**Exercise task**. All of the lines below are to be printed again exactly; images are excluded from the output.

**Given data**.
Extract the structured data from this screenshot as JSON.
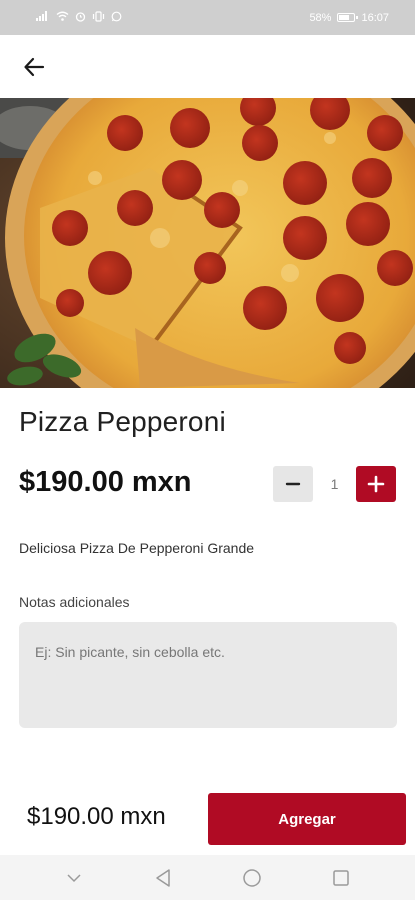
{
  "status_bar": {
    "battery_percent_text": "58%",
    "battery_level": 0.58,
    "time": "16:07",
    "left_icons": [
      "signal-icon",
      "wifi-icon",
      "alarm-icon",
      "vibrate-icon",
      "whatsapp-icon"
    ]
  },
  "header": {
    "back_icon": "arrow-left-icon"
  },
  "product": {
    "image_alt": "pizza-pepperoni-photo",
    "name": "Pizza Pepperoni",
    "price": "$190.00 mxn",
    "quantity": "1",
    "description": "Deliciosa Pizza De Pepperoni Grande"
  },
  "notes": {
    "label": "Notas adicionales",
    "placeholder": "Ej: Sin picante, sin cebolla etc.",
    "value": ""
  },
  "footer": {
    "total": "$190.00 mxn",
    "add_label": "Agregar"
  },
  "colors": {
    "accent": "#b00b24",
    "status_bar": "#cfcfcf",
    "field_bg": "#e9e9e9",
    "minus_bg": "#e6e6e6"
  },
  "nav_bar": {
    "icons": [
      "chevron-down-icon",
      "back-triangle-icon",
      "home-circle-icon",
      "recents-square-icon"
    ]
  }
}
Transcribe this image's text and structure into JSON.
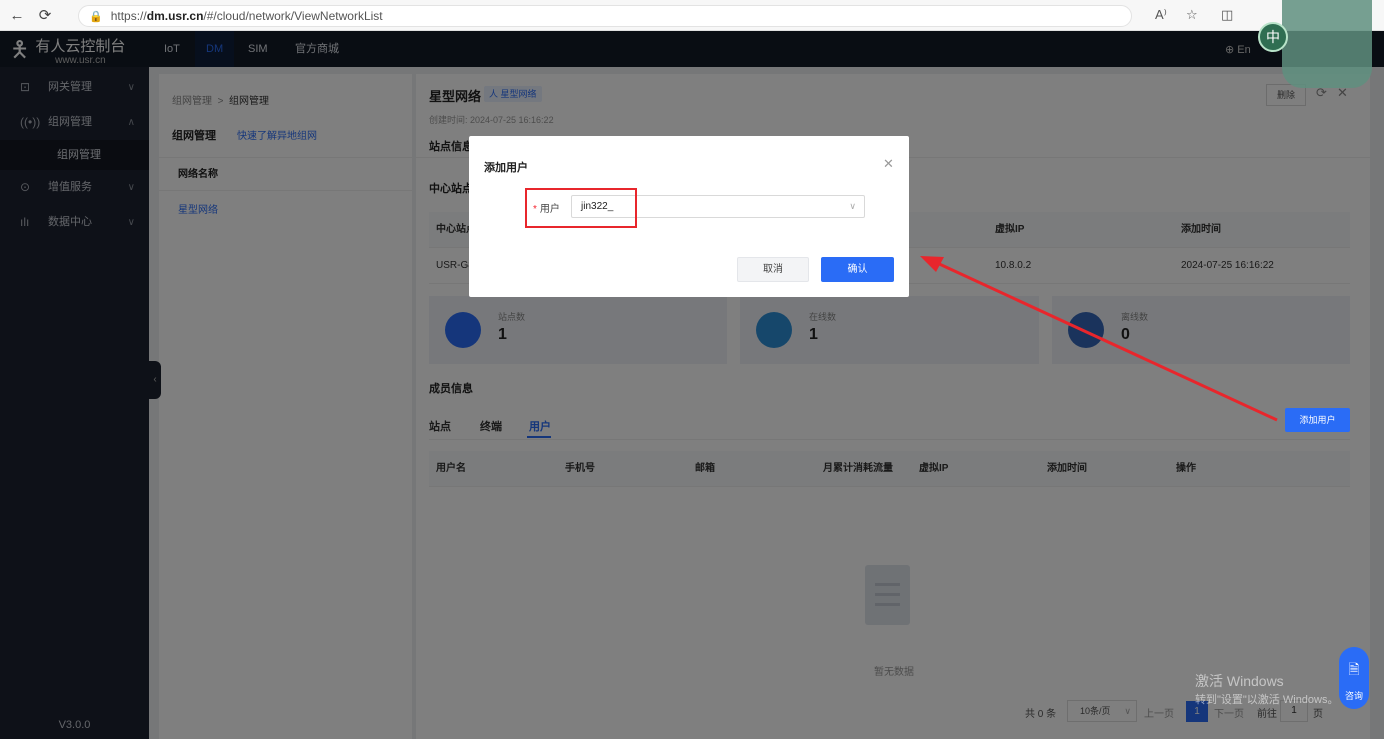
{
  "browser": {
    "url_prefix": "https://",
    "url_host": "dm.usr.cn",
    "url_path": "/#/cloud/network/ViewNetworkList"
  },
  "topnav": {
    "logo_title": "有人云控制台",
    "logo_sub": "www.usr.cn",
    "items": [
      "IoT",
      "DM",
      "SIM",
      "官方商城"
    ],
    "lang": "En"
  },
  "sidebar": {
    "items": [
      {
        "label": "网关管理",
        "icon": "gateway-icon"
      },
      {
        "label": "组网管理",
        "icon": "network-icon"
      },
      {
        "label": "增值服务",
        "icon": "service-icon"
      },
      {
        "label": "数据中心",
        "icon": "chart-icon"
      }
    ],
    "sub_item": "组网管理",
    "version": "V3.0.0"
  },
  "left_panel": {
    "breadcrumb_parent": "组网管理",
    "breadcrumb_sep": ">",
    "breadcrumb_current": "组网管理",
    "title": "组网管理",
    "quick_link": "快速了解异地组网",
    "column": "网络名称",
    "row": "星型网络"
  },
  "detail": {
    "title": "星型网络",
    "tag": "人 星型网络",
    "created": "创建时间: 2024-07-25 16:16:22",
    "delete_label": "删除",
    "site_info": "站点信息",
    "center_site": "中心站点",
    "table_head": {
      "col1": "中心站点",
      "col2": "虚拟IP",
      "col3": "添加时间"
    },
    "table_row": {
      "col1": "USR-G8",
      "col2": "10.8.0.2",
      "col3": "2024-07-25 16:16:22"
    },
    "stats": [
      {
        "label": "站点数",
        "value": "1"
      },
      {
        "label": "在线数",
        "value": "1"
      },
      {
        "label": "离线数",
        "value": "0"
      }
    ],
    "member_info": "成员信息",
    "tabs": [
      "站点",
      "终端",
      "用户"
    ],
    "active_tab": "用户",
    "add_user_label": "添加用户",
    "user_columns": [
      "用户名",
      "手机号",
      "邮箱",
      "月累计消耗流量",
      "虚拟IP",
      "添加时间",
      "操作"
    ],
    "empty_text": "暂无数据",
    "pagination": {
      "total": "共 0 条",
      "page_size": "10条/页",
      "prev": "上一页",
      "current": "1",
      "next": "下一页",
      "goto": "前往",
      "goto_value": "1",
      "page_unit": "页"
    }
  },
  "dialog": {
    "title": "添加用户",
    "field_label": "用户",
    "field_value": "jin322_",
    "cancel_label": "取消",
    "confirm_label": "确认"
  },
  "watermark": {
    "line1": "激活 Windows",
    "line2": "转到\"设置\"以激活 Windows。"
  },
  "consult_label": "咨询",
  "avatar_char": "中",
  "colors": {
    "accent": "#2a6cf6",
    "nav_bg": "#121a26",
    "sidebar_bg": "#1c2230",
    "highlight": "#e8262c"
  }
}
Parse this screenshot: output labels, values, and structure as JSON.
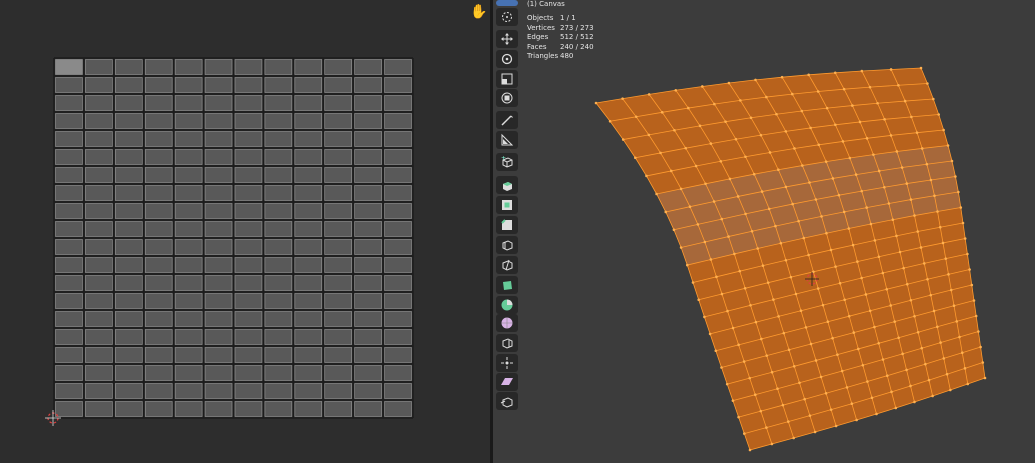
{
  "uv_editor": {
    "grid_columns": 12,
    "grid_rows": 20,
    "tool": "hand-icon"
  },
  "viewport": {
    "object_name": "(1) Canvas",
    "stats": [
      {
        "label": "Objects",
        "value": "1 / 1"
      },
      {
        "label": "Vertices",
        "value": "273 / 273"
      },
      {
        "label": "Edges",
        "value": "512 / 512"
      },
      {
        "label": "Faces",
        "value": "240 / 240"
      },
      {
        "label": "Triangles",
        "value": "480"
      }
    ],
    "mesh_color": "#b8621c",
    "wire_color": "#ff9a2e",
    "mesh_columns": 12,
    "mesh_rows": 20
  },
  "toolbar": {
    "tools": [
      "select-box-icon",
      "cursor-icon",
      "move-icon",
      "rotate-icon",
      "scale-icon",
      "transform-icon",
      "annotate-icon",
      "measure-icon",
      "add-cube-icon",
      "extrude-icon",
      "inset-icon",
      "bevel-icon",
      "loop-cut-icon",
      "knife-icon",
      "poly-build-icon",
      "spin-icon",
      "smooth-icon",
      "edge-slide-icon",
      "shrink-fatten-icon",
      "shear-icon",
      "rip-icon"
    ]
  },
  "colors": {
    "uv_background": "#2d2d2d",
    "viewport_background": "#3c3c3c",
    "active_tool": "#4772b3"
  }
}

**Exercise response**.
Extract the structured data from this screenshot as JSON.
{
  "status_bar": {
    "battery_percent_text": "58%",
    "battery_level": 0.58,
    "time": "16:07",
    "left_icons": [
      "signal-icon",
      "wifi-icon",
      "alarm-icon",
      "vibrate-icon",
      "whatsapp-icon"
    ]
  },
  "header": {
    "back_icon": "arrow-left-icon"
  },
  "product": {
    "image_alt": "pizza-pepperoni-photo",
    "name": "Pizza Pepperoni",
    "price": "$190.00 mxn",
    "quantity": "1",
    "description": "Deliciosa Pizza De Pepperoni Grande"
  },
  "notes": {
    "label": "Notas adicionales",
    "placeholder": "Ej: Sin picante, sin cebolla etc.",
    "value": ""
  },
  "footer": {
    "total": "$190.00 mxn",
    "add_label": "Agregar"
  },
  "colors": {
    "accent": "#b00b24",
    "status_bar": "#cfcfcf",
    "field_bg": "#e9e9e9",
    "minus_bg": "#e6e6e6"
  },
  "nav_bar": {
    "icons": [
      "chevron-down-icon",
      "back-triangle-icon",
      "home-circle-icon",
      "recents-square-icon"
    ]
  }
}
Transcribe this image's text and structure into JSON.
{
  "browser": {
    "url_prefix": "https://",
    "url_host": "dm.usr.cn",
    "url_path": "/#/cloud/network/ViewNetworkList"
  },
  "topnav": {
    "logo_title": "有人云控制台",
    "logo_sub": "www.usr.cn",
    "items": [
      "IoT",
      "DM",
      "SIM",
      "官方商城"
    ],
    "lang": "En"
  },
  "sidebar": {
    "items": [
      {
        "label": "网关管理",
        "icon": "gateway-icon"
      },
      {
        "label": "组网管理",
        "icon": "network-icon"
      },
      {
        "label": "增值服务",
        "icon": "service-icon"
      },
      {
        "label": "数据中心",
        "icon": "chart-icon"
      }
    ],
    "sub_item": "组网管理",
    "version": "V3.0.0"
  },
  "left_panel": {
    "breadcrumb_parent": "组网管理",
    "breadcrumb_sep": ">",
    "breadcrumb_current": "组网管理",
    "title": "组网管理",
    "quick_link": "快速了解异地组网",
    "column": "网络名称",
    "row": "星型网络"
  },
  "detail": {
    "title": "星型网络",
    "tag": "人 星型网络",
    "created": "创建时间: 2024-07-25 16:16:22",
    "delete_label": "删除",
    "site_info": "站点信息",
    "center_site": "中心站点",
    "table_head": {
      "col1": "中心站点",
      "col2": "虚拟IP",
      "col3": "添加时间"
    },
    "table_row": {
      "col1": "USR-G8",
      "col2": "10.8.0.2",
      "col3": "2024-07-25 16:16:22"
    },
    "stats": [
      {
        "label": "站点数",
        "value": "1"
      },
      {
        "label": "在线数",
        "value": "1"
      },
      {
        "label": "离线数",
        "value": "0"
      }
    ],
    "member_info": "成员信息",
    "tabs": [
      "站点",
      "终端",
      "用户"
    ],
    "active_tab": "用户",
    "add_user_label": "添加用户",
    "user_columns": [
      "用户名",
      "手机号",
      "邮箱",
      "月累计消耗流量",
      "虚拟IP",
      "添加时间",
      "操作"
    ],
    "empty_text": "暂无数据",
    "pagination": {
      "total": "共 0 条",
      "page_size": "10条/页",
      "prev": "上一页",
      "current": "1",
      "next": "下一页",
      "goto": "前往",
      "goto_value": "1",
      "page_unit": "页"
    }
  },
  "dialog": {
    "title": "添加用户",
    "field_label": "用户",
    "field_value": "jin322_",
    "cancel_label": "取消",
    "confirm_label": "确认"
  },
  "watermark": {
    "line1": "激活 Windows",
    "line2": "转到\"设置\"以激活 Windows。"
  },
  "consult_label": "咨询",
  "avatar_char": "中",
  "colors": {
    "accent": "#2a6cf6",
    "nav_bg": "#121a26",
    "sidebar_bg": "#1c2230",
    "highlight": "#e8262c"
  }
}
Parse this screenshot: output labels, values, and structure as JSON.
{
  "uv_editor": {
    "grid_columns": 12,
    "grid_rows": 20,
    "tool": "hand-icon"
  },
  "viewport": {
    "object_name": "(1) Canvas",
    "stats": [
      {
        "label": "Objects",
        "value": "1 / 1"
      },
      {
        "label": "Vertices",
        "value": "273 / 273"
      },
      {
        "label": "Edges",
        "value": "512 / 512"
      },
      {
        "label": "Faces",
        "value": "240 / 240"
      },
      {
        "label": "Triangles",
        "value": "480"
      }
    ],
    "mesh_color": "#b8621c",
    "wire_color": "#ff9a2e",
    "mesh_columns": 12,
    "mesh_rows": 20
  },
  "toolbar": {
    "tools": [
      "select-box-icon",
      "cursor-icon",
      "move-icon",
      "rotate-icon",
      "scale-icon",
      "transform-icon",
      "annotate-icon",
      "measure-icon",
      "add-cube-icon",
      "extrude-icon",
      "inset-icon",
      "bevel-icon",
      "loop-cut-icon",
      "knife-icon",
      "poly-build-icon",
      "spin-icon",
      "smooth-icon",
      "edge-slide-icon",
      "shrink-fatten-icon",
      "shear-icon",
      "rip-icon"
    ]
  },
  "colors": {
    "uv_background": "#2d2d2d",
    "viewport_background": "#3c3c3c",
    "active_tool": "#4772b3"
  }
}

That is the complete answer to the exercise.